→ **GOAL**: Pull out every line with the word "region".

→ **SUPPLIED INFORMATION**:
※

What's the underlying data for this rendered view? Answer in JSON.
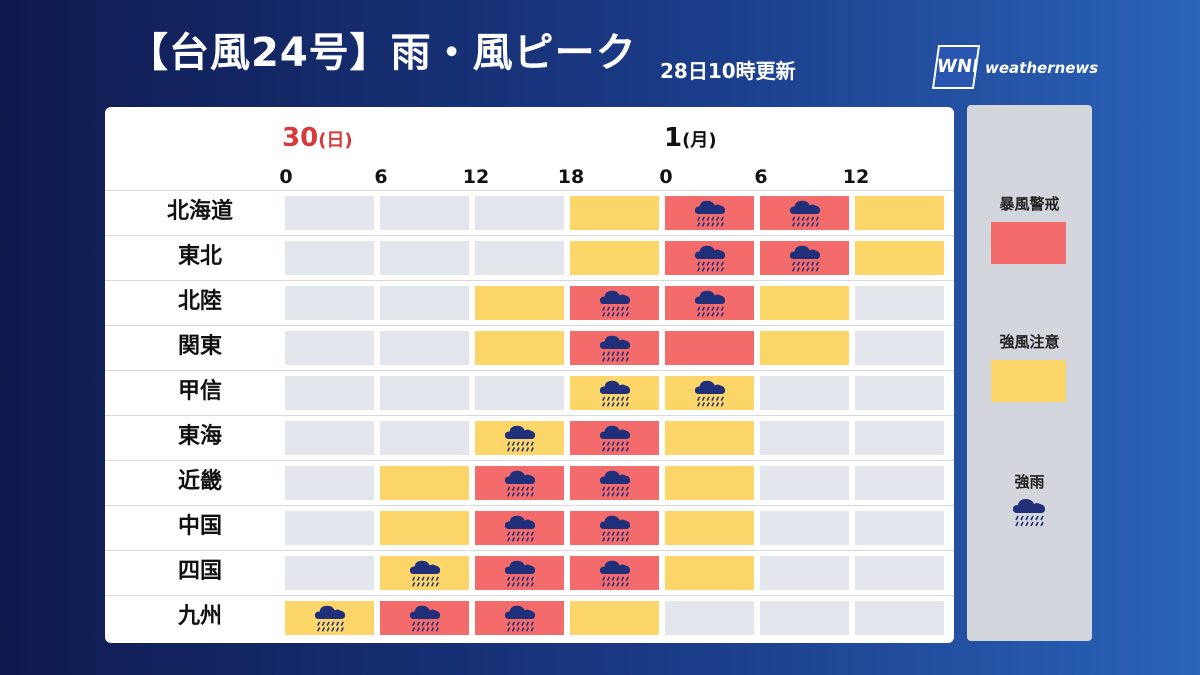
{
  "title": "【台風24号】雨・風ピーク",
  "updated": "28日10時更新",
  "logo": {
    "mark": "WNI",
    "text": "weathernews"
  },
  "days": [
    {
      "num": "30",
      "weekday": "(日)",
      "color": "#d63a3a"
    },
    {
      "num": "1",
      "weekday": "(月)",
      "color": "#111111"
    }
  ],
  "hours": [
    "0",
    "6",
    "12",
    "18",
    "0",
    "6",
    "12"
  ],
  "colors": {
    "red": "#f46b6b",
    "yellow": "#fdd66a",
    "gray": "#e3e6ec",
    "rain_icon": "#1f2f7a"
  },
  "rows": [
    {
      "region": "北海道",
      "cells": [
        {
          "level": "none",
          "rain": false
        },
        {
          "level": "none",
          "rain": false
        },
        {
          "level": "none",
          "rain": false
        },
        {
          "level": "yellow",
          "rain": false
        },
        {
          "level": "red",
          "rain": true
        },
        {
          "level": "red",
          "rain": true
        },
        {
          "level": "yellow",
          "rain": false
        }
      ]
    },
    {
      "region": "東北",
      "cells": [
        {
          "level": "none",
          "rain": false
        },
        {
          "level": "none",
          "rain": false
        },
        {
          "level": "none",
          "rain": false
        },
        {
          "level": "yellow",
          "rain": false
        },
        {
          "level": "red",
          "rain": true
        },
        {
          "level": "red",
          "rain": true
        },
        {
          "level": "yellow",
          "rain": false
        }
      ]
    },
    {
      "region": "北陸",
      "cells": [
        {
          "level": "none",
          "rain": false
        },
        {
          "level": "none",
          "rain": false
        },
        {
          "level": "yellow",
          "rain": false
        },
        {
          "level": "red",
          "rain": true
        },
        {
          "level": "red",
          "rain": true
        },
        {
          "level": "yellow",
          "rain": false
        },
        {
          "level": "none",
          "rain": false
        }
      ]
    },
    {
      "region": "関東",
      "cells": [
        {
          "level": "none",
          "rain": false
        },
        {
          "level": "none",
          "rain": false
        },
        {
          "level": "yellow",
          "rain": false
        },
        {
          "level": "red",
          "rain": true
        },
        {
          "level": "red",
          "rain": false
        },
        {
          "level": "yellow",
          "rain": false
        },
        {
          "level": "none",
          "rain": false
        }
      ]
    },
    {
      "region": "甲信",
      "cells": [
        {
          "level": "none",
          "rain": false
        },
        {
          "level": "none",
          "rain": false
        },
        {
          "level": "none",
          "rain": false
        },
        {
          "level": "yellow",
          "rain": true
        },
        {
          "level": "yellow",
          "rain": true
        },
        {
          "level": "none",
          "rain": false
        },
        {
          "level": "none",
          "rain": false
        }
      ]
    },
    {
      "region": "東海",
      "cells": [
        {
          "level": "none",
          "rain": false
        },
        {
          "level": "none",
          "rain": false
        },
        {
          "level": "yellow",
          "rain": true
        },
        {
          "level": "red",
          "rain": true
        },
        {
          "level": "yellow",
          "rain": false
        },
        {
          "level": "none",
          "rain": false
        },
        {
          "level": "none",
          "rain": false
        }
      ]
    },
    {
      "region": "近畿",
      "cells": [
        {
          "level": "none",
          "rain": false
        },
        {
          "level": "yellow",
          "rain": false
        },
        {
          "level": "red",
          "rain": true
        },
        {
          "level": "red",
          "rain": true
        },
        {
          "level": "yellow",
          "rain": false
        },
        {
          "level": "none",
          "rain": false
        },
        {
          "level": "none",
          "rain": false
        }
      ]
    },
    {
      "region": "中国",
      "cells": [
        {
          "level": "none",
          "rain": false
        },
        {
          "level": "yellow",
          "rain": false
        },
        {
          "level": "red",
          "rain": true
        },
        {
          "level": "red",
          "rain": true
        },
        {
          "level": "yellow",
          "rain": false
        },
        {
          "level": "none",
          "rain": false
        },
        {
          "level": "none",
          "rain": false
        }
      ]
    },
    {
      "region": "四国",
      "cells": [
        {
          "level": "none",
          "rain": false
        },
        {
          "level": "yellow",
          "rain": true
        },
        {
          "level": "red",
          "rain": true
        },
        {
          "level": "red",
          "rain": true
        },
        {
          "level": "yellow",
          "rain": false
        },
        {
          "level": "none",
          "rain": false
        },
        {
          "level": "none",
          "rain": false
        }
      ]
    },
    {
      "region": "九州",
      "cells": [
        {
          "level": "yellow",
          "rain": true
        },
        {
          "level": "red",
          "rain": true
        },
        {
          "level": "red",
          "rain": true
        },
        {
          "level": "yellow",
          "rain": false
        },
        {
          "level": "none",
          "rain": false
        },
        {
          "level": "none",
          "rain": false
        },
        {
          "level": "none",
          "rain": false
        }
      ]
    }
  ],
  "legend": {
    "storm_warning": "暴風警戒",
    "strong_wind": "強風注意",
    "heavy_rain": "強雨"
  }
}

※

→ **WRITTEN REPLY**:
      "region": "北海道",
      "region": "東北",
      "region": "北陸",
      "region": "関東",
      "region": "甲信",
      "region": "東海",
      "region": "近畿",
      "region": "中国",
      "region": "四国",
      "region": "九州",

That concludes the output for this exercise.